▶ DESCRIPTION OF THE TASK:
Would you pull out every line of the material that contains the string "ГОСТ"?

----

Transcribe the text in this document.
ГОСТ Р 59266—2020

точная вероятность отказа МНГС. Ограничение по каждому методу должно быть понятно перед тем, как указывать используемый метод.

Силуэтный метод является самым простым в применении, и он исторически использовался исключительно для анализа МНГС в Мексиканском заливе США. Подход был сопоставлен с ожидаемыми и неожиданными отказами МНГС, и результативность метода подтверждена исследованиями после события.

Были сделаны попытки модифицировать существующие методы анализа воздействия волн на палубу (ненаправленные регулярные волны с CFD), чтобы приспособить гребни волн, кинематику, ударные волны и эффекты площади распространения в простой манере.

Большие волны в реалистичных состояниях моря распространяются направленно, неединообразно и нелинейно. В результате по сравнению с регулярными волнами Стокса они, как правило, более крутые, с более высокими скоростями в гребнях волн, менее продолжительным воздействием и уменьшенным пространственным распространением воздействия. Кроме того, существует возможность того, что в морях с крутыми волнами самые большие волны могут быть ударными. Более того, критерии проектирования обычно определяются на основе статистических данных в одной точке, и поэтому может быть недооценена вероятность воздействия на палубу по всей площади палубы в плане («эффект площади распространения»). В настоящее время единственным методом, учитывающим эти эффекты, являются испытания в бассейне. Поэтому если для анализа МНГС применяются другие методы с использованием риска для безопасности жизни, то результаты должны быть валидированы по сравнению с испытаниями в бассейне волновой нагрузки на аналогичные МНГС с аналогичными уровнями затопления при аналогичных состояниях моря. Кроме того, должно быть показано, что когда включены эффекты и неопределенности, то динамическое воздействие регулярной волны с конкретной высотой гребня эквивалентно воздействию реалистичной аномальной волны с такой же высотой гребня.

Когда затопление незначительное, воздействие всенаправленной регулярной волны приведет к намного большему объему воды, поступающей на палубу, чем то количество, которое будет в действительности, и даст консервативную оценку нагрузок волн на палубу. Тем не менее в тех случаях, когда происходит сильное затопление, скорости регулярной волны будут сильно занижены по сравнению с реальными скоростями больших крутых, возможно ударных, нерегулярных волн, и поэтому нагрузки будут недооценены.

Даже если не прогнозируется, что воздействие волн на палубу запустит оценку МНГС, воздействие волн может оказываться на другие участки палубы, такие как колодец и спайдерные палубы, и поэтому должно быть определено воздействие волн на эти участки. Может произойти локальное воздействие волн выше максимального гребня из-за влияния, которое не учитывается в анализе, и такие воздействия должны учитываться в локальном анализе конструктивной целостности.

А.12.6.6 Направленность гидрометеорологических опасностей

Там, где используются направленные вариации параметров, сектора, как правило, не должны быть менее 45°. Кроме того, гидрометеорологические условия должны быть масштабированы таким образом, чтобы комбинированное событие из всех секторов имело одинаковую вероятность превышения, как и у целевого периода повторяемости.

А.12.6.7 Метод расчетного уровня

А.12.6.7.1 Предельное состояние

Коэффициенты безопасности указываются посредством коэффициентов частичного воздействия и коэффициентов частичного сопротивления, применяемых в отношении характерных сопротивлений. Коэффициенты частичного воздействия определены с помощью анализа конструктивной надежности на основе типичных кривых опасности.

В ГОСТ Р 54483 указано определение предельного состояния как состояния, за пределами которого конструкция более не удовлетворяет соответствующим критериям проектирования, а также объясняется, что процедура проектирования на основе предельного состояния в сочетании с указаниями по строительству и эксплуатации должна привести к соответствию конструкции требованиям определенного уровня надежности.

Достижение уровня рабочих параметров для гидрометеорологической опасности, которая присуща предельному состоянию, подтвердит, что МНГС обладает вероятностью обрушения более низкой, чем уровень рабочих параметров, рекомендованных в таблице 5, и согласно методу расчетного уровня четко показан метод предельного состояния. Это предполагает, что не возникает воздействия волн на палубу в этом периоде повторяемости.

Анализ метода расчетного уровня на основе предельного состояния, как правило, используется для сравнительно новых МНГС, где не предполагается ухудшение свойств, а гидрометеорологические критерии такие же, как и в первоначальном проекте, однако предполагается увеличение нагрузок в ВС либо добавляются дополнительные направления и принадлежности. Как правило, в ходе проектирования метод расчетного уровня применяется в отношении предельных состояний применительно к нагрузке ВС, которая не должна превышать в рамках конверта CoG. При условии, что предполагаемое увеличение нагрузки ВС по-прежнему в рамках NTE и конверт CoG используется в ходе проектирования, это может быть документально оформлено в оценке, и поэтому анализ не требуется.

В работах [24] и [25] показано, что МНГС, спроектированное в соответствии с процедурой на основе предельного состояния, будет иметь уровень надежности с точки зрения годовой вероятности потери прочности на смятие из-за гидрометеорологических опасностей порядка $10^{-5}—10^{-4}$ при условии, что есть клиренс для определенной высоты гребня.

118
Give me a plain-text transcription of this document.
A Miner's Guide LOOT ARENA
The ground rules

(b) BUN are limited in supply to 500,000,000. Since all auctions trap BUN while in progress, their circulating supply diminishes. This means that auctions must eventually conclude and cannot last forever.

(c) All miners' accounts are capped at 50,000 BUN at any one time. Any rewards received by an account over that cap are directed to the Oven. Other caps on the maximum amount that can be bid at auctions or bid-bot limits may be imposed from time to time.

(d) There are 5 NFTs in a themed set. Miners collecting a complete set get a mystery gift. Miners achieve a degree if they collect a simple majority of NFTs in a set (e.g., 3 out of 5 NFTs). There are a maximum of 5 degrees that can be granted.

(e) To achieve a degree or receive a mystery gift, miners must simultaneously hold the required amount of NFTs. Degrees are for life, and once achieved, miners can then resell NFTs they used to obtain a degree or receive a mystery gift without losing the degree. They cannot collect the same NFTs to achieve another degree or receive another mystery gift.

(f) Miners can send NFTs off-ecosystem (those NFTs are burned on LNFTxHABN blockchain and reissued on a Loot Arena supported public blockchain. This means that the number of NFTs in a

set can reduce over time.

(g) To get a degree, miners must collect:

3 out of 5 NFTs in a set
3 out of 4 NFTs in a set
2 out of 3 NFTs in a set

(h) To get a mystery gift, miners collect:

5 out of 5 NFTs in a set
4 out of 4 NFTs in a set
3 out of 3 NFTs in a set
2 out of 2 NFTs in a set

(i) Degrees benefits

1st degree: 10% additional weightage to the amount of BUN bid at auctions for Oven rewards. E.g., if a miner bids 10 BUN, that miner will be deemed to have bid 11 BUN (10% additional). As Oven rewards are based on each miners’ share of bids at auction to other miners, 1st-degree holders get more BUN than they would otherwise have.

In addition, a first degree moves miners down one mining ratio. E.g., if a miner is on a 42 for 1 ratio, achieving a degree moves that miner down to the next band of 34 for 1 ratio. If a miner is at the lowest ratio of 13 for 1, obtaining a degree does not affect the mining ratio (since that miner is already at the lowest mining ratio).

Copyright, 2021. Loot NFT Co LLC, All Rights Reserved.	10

----

▶ RESULT FOR THIS EXERCISE:
ГОСТ Р 59266—2020
В ГОСТ Р 54483 указано определение предельного состояния как состояния, за пределами которого конструкция более не удовлетворяет соответствующим критериям проектирования, а также объясняется, что процедура проектирования на основе предельного состояния в сочетании с указаниями по строительству и эксплуатации должна привести к соответствию конструкции требованиям определенного уровня надежности.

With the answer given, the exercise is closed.